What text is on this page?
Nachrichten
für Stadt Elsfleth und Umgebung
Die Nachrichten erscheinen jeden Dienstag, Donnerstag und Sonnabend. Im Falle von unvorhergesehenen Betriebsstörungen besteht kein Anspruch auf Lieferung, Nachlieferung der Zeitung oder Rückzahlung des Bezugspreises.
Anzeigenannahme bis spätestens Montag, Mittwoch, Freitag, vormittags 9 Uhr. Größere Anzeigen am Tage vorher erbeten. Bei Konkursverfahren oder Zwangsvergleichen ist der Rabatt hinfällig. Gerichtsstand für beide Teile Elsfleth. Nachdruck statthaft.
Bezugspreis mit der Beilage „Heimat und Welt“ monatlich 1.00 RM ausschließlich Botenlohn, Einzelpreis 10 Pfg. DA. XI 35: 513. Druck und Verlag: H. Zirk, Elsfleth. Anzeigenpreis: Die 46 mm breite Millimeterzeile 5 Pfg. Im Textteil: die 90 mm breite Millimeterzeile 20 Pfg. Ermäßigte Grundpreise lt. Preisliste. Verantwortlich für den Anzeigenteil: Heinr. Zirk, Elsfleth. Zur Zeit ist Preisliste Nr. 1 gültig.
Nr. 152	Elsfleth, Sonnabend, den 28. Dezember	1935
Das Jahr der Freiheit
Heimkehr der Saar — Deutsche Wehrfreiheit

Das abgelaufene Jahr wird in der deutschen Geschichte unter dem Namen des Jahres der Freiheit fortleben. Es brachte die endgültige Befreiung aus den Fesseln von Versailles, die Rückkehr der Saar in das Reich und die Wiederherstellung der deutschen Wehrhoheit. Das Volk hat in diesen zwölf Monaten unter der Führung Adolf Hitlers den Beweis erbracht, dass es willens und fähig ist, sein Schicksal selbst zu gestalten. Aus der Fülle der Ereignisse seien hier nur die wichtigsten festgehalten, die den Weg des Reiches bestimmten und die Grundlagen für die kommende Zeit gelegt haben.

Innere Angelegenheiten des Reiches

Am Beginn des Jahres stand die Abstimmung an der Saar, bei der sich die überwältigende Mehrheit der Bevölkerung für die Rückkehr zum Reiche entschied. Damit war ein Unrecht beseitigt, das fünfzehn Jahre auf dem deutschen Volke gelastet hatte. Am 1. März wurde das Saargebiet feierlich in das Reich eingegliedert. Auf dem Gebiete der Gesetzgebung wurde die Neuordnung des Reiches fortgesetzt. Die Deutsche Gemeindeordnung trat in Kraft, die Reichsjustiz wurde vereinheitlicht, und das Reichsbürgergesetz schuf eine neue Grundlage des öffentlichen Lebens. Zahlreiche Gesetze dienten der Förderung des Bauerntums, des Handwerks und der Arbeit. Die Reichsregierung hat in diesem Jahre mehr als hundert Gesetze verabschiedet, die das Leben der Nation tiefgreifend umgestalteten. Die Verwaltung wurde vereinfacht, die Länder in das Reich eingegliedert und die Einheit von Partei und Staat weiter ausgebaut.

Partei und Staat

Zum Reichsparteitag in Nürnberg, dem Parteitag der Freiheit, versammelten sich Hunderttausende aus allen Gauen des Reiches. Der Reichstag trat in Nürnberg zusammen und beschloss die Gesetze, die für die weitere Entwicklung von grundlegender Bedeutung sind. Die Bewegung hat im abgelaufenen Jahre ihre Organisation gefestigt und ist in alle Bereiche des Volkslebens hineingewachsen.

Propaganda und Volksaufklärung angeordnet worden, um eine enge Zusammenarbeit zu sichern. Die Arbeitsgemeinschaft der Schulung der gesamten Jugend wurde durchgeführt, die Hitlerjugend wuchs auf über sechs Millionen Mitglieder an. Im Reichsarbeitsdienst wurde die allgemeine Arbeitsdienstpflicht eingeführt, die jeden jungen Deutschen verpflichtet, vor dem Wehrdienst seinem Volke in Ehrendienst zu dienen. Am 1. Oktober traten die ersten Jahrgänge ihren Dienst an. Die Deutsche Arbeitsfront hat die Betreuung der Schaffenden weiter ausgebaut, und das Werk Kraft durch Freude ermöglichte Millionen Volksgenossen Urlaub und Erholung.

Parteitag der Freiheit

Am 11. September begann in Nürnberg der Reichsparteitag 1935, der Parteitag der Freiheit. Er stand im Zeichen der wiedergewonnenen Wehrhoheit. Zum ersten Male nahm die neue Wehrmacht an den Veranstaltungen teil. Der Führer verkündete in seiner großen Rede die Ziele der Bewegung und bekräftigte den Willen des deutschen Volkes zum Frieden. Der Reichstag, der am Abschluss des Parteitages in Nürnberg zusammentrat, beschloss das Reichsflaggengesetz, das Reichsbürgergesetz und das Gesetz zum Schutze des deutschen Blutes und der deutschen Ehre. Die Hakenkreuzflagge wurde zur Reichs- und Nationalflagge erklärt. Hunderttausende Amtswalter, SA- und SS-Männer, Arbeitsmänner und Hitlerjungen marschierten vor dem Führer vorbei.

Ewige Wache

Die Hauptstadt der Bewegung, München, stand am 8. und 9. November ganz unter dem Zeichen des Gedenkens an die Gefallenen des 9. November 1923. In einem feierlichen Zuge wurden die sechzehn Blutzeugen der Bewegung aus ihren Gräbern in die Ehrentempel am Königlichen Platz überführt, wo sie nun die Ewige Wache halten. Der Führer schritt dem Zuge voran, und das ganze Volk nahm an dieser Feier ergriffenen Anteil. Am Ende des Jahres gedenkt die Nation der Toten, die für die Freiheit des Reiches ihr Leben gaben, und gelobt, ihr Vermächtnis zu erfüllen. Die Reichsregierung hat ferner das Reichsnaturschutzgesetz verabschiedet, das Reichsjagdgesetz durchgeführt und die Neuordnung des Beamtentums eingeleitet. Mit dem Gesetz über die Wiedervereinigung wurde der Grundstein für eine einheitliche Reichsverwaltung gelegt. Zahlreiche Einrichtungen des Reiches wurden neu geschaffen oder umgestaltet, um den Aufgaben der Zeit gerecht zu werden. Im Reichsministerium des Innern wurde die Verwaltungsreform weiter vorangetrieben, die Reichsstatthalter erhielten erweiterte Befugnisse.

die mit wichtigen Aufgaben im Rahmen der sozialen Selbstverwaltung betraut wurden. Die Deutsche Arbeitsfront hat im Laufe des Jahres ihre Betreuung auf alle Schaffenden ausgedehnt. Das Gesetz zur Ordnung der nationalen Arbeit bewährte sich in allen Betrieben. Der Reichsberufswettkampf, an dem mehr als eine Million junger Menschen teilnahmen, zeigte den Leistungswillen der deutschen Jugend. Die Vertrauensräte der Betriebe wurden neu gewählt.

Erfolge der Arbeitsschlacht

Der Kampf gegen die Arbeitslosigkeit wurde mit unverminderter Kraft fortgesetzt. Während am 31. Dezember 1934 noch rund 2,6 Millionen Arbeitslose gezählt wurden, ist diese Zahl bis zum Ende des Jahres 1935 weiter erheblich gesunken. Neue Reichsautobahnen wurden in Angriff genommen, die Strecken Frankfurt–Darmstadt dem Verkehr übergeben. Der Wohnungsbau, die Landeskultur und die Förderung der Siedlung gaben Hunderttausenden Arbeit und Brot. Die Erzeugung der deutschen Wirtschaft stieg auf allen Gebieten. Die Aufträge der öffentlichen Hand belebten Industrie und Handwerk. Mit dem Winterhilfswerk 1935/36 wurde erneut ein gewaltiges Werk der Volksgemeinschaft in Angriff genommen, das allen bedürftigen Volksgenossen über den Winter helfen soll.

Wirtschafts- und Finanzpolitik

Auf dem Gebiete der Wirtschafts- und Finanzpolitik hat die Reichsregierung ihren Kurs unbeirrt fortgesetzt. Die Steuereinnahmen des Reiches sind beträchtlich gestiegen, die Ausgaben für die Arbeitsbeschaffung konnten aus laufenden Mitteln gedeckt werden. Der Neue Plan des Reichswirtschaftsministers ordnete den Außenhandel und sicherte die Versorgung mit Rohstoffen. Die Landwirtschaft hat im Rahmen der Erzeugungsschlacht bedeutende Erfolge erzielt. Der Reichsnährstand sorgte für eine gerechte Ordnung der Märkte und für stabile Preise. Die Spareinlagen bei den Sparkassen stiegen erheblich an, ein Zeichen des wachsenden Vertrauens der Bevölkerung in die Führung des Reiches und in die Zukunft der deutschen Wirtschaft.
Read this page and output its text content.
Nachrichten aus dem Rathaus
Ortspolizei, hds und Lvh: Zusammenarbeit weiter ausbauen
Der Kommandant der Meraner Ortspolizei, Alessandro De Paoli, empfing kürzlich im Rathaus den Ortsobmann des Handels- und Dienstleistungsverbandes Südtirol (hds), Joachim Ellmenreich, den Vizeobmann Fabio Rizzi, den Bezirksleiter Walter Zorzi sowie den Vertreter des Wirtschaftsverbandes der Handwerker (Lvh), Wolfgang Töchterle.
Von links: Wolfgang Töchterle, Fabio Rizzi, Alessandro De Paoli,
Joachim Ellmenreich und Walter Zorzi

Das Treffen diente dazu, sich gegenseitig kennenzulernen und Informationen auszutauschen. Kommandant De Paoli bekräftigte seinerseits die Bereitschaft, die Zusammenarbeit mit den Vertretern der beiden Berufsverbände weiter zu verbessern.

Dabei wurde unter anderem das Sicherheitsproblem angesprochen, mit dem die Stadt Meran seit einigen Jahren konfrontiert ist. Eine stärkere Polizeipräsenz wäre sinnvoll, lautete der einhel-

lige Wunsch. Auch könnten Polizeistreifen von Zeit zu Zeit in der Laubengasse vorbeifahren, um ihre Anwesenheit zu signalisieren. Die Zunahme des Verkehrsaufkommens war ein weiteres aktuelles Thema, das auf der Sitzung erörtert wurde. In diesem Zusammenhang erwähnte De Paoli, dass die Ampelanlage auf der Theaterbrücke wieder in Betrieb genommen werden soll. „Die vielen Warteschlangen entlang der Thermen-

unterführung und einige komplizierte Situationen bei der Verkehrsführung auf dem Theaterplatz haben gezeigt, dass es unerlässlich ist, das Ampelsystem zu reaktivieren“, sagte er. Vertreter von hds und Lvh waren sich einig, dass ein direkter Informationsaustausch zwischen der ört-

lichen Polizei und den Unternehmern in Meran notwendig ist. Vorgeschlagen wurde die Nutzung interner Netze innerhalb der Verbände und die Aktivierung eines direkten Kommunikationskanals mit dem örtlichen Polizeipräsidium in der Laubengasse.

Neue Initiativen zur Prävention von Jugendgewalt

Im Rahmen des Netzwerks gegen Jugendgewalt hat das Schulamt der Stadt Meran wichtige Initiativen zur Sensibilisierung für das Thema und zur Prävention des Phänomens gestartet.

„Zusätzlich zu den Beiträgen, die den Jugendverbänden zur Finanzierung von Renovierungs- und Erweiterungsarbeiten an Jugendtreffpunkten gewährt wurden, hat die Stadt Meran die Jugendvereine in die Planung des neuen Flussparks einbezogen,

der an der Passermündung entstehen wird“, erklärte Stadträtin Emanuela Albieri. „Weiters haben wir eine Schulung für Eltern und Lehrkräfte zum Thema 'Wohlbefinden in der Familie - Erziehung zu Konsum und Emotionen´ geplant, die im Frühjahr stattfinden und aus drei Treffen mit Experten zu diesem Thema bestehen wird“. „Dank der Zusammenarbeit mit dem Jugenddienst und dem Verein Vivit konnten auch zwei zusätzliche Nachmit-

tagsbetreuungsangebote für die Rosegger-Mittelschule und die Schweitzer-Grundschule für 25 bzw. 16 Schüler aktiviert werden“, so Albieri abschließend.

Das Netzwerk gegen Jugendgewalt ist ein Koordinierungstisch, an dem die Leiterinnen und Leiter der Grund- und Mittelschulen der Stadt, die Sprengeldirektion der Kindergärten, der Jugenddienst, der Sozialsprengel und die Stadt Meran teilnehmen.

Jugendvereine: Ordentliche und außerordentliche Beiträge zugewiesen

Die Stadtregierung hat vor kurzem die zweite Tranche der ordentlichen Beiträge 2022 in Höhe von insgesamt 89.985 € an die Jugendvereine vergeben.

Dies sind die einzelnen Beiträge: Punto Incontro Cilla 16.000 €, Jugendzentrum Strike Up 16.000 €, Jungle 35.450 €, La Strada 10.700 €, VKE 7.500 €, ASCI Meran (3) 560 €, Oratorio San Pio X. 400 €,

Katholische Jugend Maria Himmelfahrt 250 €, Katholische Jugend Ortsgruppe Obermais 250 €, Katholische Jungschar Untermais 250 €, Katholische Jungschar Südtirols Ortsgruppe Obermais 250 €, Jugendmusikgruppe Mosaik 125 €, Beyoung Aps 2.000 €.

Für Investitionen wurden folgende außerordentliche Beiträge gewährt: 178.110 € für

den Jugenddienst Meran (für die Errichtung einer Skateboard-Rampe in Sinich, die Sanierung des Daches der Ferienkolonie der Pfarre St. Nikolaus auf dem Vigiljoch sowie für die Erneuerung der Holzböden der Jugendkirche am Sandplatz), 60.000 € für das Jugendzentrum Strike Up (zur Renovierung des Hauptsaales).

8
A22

====

### Work required
Among the lines of the material above, count those that include "Joachim" and report that number alone.

### Solution for this task
2